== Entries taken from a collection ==
-- begin --

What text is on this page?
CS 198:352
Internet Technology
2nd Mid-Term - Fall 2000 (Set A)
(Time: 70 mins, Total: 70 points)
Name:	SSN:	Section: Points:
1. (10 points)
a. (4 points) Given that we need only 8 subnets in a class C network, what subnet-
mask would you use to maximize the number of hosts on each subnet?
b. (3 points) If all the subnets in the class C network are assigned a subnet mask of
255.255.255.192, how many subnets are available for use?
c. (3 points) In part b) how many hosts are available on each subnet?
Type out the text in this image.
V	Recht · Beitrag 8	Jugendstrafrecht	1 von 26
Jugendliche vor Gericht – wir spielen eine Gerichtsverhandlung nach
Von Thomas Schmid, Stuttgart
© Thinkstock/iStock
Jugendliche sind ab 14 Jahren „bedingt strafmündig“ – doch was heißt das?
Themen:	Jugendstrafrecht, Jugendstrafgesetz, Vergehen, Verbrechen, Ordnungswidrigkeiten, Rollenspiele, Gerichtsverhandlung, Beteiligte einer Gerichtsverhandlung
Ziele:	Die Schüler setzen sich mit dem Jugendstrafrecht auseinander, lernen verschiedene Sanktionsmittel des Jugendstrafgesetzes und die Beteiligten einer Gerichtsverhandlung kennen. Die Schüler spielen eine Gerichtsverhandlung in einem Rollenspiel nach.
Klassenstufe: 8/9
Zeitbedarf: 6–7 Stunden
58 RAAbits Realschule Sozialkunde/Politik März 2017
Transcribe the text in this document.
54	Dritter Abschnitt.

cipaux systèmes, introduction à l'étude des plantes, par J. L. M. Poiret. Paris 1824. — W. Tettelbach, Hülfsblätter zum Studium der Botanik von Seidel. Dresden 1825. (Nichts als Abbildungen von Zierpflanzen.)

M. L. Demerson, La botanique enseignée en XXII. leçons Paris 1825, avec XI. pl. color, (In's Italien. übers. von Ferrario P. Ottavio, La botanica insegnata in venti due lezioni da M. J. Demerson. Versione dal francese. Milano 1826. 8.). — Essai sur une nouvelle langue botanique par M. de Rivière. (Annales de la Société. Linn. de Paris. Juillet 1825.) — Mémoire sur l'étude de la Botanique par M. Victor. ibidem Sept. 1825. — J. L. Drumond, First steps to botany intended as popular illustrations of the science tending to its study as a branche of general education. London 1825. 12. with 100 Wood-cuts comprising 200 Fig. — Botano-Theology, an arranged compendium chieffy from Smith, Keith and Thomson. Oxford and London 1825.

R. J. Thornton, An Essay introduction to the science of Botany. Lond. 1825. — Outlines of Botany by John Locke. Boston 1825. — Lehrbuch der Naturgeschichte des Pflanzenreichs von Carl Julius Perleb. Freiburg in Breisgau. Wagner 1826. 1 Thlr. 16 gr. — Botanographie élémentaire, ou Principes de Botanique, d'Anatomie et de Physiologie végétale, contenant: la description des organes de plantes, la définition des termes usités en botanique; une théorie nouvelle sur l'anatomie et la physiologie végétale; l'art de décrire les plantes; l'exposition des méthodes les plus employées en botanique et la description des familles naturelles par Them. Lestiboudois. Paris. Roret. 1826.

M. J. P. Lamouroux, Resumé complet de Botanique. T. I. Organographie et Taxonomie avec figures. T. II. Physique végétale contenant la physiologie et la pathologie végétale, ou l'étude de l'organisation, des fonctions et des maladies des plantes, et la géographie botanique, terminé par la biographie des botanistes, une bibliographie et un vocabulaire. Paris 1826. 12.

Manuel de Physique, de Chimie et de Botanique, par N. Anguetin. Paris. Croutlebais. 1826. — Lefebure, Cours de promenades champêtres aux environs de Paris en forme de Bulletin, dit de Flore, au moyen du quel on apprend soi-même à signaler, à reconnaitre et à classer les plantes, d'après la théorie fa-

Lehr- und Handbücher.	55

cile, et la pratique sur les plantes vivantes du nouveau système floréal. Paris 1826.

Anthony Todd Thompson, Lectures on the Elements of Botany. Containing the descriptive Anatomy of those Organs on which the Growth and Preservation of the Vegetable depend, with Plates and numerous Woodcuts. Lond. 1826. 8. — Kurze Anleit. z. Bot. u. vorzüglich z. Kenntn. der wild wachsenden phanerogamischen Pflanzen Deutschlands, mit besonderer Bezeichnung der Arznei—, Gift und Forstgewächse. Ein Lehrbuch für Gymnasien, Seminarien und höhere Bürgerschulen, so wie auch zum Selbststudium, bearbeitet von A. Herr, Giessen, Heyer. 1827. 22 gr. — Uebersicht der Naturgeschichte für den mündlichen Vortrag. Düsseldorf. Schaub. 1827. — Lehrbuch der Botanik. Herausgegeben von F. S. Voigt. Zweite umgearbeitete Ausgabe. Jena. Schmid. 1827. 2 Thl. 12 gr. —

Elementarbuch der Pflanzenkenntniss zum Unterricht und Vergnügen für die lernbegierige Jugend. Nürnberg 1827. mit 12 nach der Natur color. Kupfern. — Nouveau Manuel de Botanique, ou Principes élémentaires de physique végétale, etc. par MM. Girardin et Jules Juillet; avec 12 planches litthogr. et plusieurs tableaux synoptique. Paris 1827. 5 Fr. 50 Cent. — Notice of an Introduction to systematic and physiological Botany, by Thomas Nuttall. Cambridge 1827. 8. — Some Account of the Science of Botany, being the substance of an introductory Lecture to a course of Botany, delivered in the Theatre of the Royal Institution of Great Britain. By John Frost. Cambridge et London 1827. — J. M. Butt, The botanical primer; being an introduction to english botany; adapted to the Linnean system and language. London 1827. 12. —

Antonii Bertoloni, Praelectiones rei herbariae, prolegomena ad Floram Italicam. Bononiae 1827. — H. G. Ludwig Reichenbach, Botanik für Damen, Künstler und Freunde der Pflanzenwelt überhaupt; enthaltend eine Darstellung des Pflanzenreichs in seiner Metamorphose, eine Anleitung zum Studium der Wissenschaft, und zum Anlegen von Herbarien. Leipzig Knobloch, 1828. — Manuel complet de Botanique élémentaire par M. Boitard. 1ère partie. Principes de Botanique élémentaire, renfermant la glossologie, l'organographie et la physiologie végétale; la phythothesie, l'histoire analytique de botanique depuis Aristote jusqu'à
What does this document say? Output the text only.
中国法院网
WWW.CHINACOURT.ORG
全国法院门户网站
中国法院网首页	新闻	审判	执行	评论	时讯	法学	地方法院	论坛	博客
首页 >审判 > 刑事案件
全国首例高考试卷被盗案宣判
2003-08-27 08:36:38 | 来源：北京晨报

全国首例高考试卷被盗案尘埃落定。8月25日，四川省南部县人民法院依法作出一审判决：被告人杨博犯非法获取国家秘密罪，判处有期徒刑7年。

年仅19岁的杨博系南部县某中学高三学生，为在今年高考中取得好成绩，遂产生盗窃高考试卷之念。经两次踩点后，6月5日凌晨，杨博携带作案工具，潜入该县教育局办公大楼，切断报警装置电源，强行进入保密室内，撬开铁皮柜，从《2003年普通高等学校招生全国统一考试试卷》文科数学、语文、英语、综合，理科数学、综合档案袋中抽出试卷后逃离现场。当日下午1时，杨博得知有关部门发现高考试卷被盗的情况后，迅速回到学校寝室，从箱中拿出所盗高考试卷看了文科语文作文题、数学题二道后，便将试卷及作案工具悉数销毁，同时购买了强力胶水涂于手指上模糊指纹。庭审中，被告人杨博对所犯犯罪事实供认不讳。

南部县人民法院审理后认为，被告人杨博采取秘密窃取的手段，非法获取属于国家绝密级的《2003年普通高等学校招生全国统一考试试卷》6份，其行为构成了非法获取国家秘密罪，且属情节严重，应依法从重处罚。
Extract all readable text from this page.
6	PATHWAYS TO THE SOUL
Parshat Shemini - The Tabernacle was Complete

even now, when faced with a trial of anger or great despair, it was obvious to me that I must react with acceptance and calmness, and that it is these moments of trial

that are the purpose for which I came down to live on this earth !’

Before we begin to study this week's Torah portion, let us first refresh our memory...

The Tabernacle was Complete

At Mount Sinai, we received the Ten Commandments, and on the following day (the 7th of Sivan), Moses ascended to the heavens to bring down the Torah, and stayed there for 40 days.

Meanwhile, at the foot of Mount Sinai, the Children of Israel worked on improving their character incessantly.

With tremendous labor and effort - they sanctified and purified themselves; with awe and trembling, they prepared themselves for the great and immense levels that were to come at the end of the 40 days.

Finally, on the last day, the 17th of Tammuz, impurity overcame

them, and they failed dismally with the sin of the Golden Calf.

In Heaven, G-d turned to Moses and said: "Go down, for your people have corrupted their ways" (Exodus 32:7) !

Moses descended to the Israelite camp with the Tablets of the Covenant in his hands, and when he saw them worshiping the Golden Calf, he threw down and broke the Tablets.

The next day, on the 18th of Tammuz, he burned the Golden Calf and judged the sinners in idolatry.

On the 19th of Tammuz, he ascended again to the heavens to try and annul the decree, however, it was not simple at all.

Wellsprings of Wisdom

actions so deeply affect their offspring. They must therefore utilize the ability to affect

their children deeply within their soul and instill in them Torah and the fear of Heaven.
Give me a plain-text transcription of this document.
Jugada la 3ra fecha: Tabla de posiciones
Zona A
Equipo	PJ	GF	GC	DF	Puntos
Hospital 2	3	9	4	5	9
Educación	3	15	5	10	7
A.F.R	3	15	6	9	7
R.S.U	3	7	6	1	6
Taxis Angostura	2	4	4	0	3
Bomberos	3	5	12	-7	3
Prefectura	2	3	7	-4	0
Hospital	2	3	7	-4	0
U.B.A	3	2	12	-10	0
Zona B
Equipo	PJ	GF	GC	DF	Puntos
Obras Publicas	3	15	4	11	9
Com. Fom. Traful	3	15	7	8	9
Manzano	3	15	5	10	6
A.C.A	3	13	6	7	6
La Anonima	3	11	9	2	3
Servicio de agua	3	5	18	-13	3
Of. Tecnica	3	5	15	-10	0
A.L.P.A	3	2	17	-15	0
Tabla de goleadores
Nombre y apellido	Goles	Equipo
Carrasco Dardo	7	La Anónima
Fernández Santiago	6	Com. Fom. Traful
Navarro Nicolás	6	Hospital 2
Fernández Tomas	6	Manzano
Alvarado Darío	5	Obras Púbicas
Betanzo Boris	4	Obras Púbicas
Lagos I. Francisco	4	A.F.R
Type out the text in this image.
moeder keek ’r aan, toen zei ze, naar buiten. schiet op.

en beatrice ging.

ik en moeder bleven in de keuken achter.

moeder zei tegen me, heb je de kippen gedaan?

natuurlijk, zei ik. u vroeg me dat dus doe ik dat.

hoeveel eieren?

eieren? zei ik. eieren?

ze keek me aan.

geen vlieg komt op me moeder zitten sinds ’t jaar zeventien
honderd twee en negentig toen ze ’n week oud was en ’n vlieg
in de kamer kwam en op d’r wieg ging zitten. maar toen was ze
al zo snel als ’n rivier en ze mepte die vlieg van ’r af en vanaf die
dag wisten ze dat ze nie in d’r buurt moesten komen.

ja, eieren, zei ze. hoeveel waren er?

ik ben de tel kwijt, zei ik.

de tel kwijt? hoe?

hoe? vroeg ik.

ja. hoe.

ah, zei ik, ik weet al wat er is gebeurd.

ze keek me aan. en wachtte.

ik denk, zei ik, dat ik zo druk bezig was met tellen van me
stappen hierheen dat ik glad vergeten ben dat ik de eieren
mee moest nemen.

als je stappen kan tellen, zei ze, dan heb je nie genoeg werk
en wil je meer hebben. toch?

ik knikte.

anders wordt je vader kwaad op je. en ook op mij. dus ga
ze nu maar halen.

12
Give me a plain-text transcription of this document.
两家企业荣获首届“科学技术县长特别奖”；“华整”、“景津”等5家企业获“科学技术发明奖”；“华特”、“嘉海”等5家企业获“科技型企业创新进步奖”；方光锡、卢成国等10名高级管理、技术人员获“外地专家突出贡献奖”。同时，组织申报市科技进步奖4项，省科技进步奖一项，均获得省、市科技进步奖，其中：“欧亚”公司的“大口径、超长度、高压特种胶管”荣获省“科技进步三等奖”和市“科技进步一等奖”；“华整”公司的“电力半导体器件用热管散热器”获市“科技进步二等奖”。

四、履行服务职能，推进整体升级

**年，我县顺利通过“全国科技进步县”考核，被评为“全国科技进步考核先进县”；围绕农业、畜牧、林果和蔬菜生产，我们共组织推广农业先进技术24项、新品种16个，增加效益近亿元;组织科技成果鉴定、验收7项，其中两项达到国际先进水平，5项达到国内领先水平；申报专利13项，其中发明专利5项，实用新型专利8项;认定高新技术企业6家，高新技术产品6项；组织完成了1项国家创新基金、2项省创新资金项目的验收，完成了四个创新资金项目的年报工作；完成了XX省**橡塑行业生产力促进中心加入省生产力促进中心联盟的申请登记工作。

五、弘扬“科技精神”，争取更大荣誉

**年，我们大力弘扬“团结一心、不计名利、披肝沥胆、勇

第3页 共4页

-- end --

Select every line of the records holding the string "Gerichtsverhandlung".

Jugendliche vor Gericht – wir spielen eine Gerichtsverhandlung nach
Themen:	Jugendstrafrecht, Jugendstrafgesetz, Vergehen, Verbrechen, Ordnungswidrigkeiten, Rollenspiele, Gerichtsverhandlung, Beteiligte einer Gerichtsverhandlung
Ziele:	Die Schüler setzen sich mit dem Jugendstrafrecht auseinander, lernen verschiedene Sanktionsmittel des Jugendstrafgesetzes und die Beteiligten einer Gerichtsverhandlung kennen. Die Schüler spielen eine Gerichtsverhandlung in einem Rollenspiel nach.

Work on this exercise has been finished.